What you should do -
Word for word, transcribe the lines from the one containing "OCR this image." through the end of the entries, both included, and nothing else.

Saved entries
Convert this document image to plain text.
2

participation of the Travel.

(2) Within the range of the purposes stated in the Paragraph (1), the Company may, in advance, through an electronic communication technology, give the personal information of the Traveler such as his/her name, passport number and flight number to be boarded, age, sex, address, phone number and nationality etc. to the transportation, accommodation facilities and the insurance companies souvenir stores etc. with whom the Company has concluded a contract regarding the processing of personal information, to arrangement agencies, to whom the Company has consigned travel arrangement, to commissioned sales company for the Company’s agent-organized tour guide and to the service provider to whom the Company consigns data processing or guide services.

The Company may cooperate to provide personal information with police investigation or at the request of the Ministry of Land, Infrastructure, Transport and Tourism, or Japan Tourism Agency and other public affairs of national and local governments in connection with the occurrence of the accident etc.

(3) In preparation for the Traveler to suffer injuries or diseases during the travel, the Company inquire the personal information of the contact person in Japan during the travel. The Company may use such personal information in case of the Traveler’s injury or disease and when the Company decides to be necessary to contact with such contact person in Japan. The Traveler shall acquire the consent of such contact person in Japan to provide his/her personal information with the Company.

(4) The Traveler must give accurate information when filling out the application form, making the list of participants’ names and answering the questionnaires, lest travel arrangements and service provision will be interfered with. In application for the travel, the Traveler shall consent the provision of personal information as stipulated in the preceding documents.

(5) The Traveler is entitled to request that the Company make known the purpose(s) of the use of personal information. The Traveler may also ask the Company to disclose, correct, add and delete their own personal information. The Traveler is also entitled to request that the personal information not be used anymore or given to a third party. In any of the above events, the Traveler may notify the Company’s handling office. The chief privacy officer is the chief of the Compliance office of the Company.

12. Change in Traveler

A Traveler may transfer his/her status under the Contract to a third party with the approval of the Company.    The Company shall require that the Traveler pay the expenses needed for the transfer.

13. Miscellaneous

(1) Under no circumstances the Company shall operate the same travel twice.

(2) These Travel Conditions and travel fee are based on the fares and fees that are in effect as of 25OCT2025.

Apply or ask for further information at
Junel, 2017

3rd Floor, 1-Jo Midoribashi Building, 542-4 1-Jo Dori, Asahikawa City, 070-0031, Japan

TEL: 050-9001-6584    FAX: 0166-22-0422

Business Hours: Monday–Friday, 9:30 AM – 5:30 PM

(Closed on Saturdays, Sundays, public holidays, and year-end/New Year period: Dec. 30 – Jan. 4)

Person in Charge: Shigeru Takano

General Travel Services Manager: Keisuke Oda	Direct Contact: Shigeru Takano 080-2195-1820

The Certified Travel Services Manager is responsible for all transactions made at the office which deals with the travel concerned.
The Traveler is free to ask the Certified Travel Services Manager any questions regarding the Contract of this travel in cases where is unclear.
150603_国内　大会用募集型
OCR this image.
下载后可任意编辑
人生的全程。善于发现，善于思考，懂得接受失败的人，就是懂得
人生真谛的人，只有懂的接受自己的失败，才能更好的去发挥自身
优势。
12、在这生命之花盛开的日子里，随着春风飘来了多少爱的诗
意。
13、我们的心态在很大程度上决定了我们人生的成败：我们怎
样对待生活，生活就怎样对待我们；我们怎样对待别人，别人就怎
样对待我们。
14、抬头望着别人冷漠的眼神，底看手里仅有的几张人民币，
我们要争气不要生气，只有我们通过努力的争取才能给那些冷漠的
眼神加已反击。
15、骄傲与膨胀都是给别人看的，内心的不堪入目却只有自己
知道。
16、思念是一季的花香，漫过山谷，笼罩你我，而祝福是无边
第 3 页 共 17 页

Output for this task -
OCR this image.
下载后可任意编辑
人生的全程。善于发现，善于思考，懂得接受失败的人，就是懂得
人生真谛的人，只有懂的接受自己的失败，才能更好的去发挥自身
优势。
12、在这生命之花盛开的日子里，随着春风飘来了多少爱的诗
意。
13、我们的心态在很大程度上决定了我们人生的成败：我们怎
样对待生活，生活就怎样对待我们；我们怎样对待别人，别人就怎
样对待我们。
14、抬头望着别人冷漠的眼神，底看手里仅有的几张人民币，
我们要争气不要生气，只有我们通过努力的争取才能给那些冷漠的
眼神加已反击。
15、骄傲与膨胀都是给别人看的，内心的不堪入目却只有自己
知道。
16、思念是一季的花香，漫过山谷，笼罩你我，而祝福是无边
第 3 页 共 17 页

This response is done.